Your objective: Give back the records below exactly, omitting the pictures.

The data:
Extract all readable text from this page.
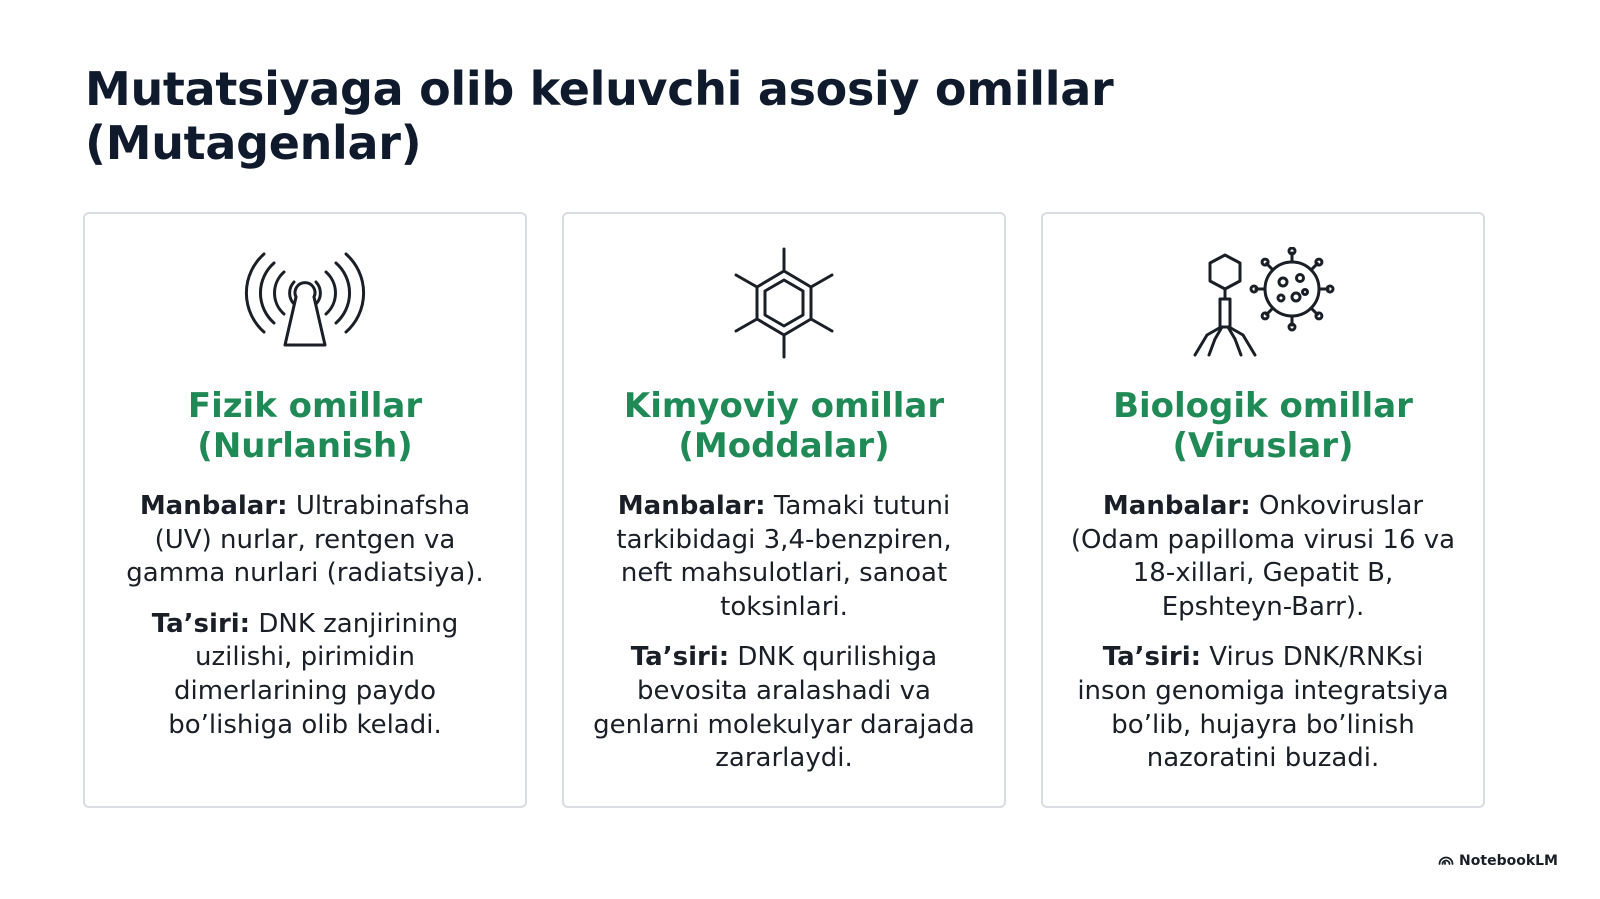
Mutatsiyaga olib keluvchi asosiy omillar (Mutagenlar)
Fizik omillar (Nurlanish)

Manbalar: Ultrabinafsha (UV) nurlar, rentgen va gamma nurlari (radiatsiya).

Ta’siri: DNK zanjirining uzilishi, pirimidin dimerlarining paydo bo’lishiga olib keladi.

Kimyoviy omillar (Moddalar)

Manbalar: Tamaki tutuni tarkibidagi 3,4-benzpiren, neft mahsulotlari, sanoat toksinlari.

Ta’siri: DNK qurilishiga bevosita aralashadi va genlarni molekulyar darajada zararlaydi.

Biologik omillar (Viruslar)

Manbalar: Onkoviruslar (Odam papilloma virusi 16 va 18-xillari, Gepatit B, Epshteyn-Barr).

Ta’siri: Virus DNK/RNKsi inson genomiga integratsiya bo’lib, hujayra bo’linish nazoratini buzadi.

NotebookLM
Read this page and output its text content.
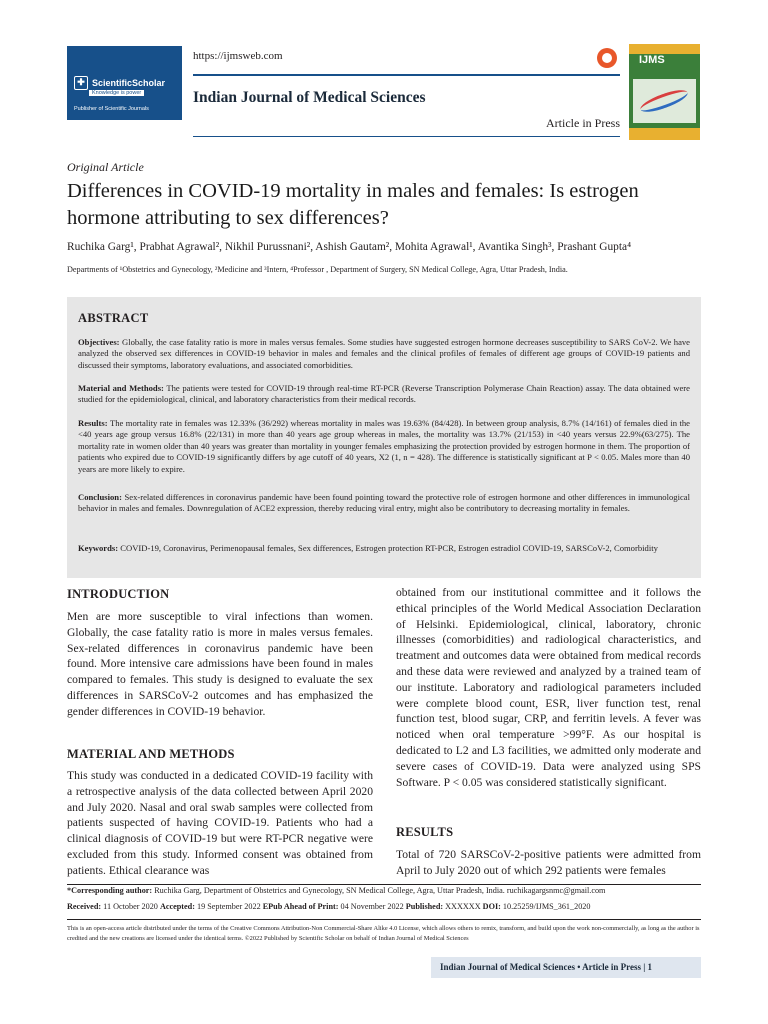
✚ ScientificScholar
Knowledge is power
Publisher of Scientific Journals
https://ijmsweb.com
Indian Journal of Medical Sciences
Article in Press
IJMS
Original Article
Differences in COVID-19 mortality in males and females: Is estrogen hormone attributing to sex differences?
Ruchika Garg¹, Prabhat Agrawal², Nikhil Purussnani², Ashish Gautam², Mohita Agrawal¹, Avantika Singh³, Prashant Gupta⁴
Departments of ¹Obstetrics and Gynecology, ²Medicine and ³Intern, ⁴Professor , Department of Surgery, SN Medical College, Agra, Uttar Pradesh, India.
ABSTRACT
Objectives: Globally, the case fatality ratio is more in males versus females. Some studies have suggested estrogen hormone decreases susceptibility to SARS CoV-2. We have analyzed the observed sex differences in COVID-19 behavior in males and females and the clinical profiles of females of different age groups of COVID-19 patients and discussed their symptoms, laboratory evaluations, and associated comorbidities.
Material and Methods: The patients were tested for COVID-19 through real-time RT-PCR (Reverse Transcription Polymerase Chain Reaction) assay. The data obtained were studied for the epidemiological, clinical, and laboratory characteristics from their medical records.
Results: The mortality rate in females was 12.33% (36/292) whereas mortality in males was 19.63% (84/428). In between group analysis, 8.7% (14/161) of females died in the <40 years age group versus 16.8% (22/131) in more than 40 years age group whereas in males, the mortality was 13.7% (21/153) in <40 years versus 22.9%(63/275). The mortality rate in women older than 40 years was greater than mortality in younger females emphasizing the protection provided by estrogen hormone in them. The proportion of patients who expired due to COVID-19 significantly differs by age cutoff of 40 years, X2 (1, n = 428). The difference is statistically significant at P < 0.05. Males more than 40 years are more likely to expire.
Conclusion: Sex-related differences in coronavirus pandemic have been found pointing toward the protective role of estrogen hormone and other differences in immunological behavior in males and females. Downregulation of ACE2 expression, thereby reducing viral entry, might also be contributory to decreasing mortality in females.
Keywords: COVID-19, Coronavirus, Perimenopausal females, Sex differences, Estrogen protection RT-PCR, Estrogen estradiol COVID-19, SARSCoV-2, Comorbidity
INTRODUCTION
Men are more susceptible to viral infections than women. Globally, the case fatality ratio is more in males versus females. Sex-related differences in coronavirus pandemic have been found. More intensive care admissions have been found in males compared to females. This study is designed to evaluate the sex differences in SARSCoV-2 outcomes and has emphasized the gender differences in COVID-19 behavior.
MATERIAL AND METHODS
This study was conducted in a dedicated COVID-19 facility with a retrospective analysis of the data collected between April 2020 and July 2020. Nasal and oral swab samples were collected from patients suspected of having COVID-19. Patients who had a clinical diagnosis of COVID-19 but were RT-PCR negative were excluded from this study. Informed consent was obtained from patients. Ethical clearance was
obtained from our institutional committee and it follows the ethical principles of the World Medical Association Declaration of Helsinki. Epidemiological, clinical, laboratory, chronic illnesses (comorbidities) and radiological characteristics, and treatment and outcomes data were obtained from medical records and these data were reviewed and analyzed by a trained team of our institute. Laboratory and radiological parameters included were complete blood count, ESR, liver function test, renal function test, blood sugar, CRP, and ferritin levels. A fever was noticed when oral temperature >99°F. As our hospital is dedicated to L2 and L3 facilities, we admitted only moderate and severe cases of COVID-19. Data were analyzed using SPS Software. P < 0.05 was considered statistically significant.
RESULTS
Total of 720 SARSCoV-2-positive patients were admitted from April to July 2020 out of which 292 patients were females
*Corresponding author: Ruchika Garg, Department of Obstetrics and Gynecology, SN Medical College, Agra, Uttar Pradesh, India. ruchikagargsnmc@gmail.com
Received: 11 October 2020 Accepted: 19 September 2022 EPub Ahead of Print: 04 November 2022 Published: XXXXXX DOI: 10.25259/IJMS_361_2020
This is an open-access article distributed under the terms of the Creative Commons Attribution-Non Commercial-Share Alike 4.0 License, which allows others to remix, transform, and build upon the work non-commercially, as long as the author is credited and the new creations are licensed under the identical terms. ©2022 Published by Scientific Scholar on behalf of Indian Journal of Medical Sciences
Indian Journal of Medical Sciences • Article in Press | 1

Result:
Extract all readable text from this page.
Mutatsiyaga olib keluvchi asosiy omillar (Mutagenlar)
Fizik omillar (Nurlanish)

Manbalar: Ultrabinafsha (UV) nurlar, rentgen va gamma nurlari (radiatsiya).

Ta’siri: DNK zanjirining uzilishi, pirimidin dimerlarining paydo bo’lishiga olib keladi.

Kimyoviy omillar (Moddalar)

Manbalar: Tamaki tutuni tarkibidagi 3,4-benzpiren, neft mahsulotlari, sanoat toksinlari.

Ta’siri: DNK qurilishiga bevosita aralashadi va genlarni molekulyar darajada zararlaydi.

Biologik omillar (Viruslar)

Manbalar: Onkoviruslar (Odam papilloma virusi 16 va 18-xillari, Gepatit B, Epshteyn-Barr).

Ta’siri: Virus DNK/RNKsi inson genomiga integratsiya bo’lib, hujayra bo’linish nazoratini buzadi.

NotebookLM
Read this page and output its text content.
✚ ScientificScholar
Knowledge is power
Publisher of Scientific Journals
https://ijmsweb.com
Indian Journal of Medical Sciences
Article in Press
IJMS
Original Article
Differences in COVID-19 mortality in males and females: Is estrogen hormone attributing to sex differences?
Ruchika Garg¹, Prabhat Agrawal², Nikhil Purussnani², Ashish Gautam², Mohita Agrawal¹, Avantika Singh³, Prashant Gupta⁴
Departments of ¹Obstetrics and Gynecology, ²Medicine and ³Intern, ⁴Professor , Department of Surgery, SN Medical College, Agra, Uttar Pradesh, India.
ABSTRACT
Objectives: Globally, the case fatality ratio is more in males versus females. Some studies have suggested estrogen hormone decreases susceptibility to SARS CoV-2. We have analyzed the observed sex differences in COVID-19 behavior in males and females and the clinical profiles of females of different age groups of COVID-19 patients and discussed their symptoms, laboratory evaluations, and associated comorbidities.
Material and Methods: The patients were tested for COVID-19 through real-time RT-PCR (Reverse Transcription Polymerase Chain Reaction) assay. The data obtained were studied for the epidemiological, clinical, and laboratory characteristics from their medical records.
Results: The mortality rate in females was 12.33% (36/292) whereas mortality in males was 19.63% (84/428). In between group analysis, 8.7% (14/161) of females died in the <40 years age group versus 16.8% (22/131) in more than 40 years age group whereas in males, the mortality was 13.7% (21/153) in <40 years versus 22.9%(63/275). The mortality rate in women older than 40 years was greater than mortality in younger females emphasizing the protection provided by estrogen hormone in them. The proportion of patients who expired due to COVID-19 significantly differs by age cutoff of 40 years, X2 (1, n = 428). The difference is statistically significant at P < 0.05. Males more than 40 years are more likely to expire.
Conclusion: Sex-related differences in coronavirus pandemic have been found pointing toward the protective role of estrogen hormone and other differences in immunological behavior in males and females. Downregulation of ACE2 expression, thereby reducing viral entry, might also be contributory to decreasing mortality in females.
Keywords: COVID-19, Coronavirus, Perimenopausal females, Sex differences, Estrogen protection RT-PCR, Estrogen estradiol COVID-19, SARSCoV-2, Comorbidity
INTRODUCTION
Men are more susceptible to viral infections than women. Globally, the case fatality ratio is more in males versus females. Sex-related differences in coronavirus pandemic have been found. More intensive care admissions have been found in males compared to females. This study is designed to evaluate the sex differences in SARSCoV-2 outcomes and has emphasized the gender differences in COVID-19 behavior.
MATERIAL AND METHODS
This study was conducted in a dedicated COVID-19 facility with a retrospective analysis of the data collected between April 2020 and July 2020. Nasal and oral swab samples were collected from patients suspected of having COVID-19. Patients who had a clinical diagnosis of COVID-19 but were RT-PCR negative were excluded from this study. Informed consent was obtained from patients. Ethical clearance was
obtained from our institutional committee and it follows the ethical principles of the World Medical Association Declaration of Helsinki. Epidemiological, clinical, laboratory, chronic illnesses (comorbidities) and radiological characteristics, and treatment and outcomes data were obtained from medical records and these data were reviewed and analyzed by a trained team of our institute. Laboratory and radiological parameters included were complete blood count, ESR, liver function test, renal function test, blood sugar, CRP, and ferritin levels. A fever was noticed when oral temperature >99°F. As our hospital is dedicated to L2 and L3 facilities, we admitted only moderate and severe cases of COVID-19. Data were analyzed using SPS Software. P < 0.05 was considered statistically significant.
RESULTS
Total of 720 SARSCoV-2-positive patients were admitted from April to July 2020 out of which 292 patients were females
*Corresponding author: Ruchika Garg, Department of Obstetrics and Gynecology, SN Medical College, Agra, Uttar Pradesh, India. ruchikagargsnmc@gmail.com
Received: 11 October 2020 Accepted: 19 September 2022 EPub Ahead of Print: 04 November 2022 Published: XXXXXX DOI: 10.25259/IJMS_361_2020
This is an open-access article distributed under the terms of the Creative Commons Attribution-Non Commercial-Share Alike 4.0 License, which allows others to remix, transform, and build upon the work non-commercially, as long as the author is credited and the new creations are licensed under the identical terms. ©2022 Published by Scientific Scholar on behalf of Indian Journal of Medical Sciences
Indian Journal of Medical Sciences • Article in Press | 1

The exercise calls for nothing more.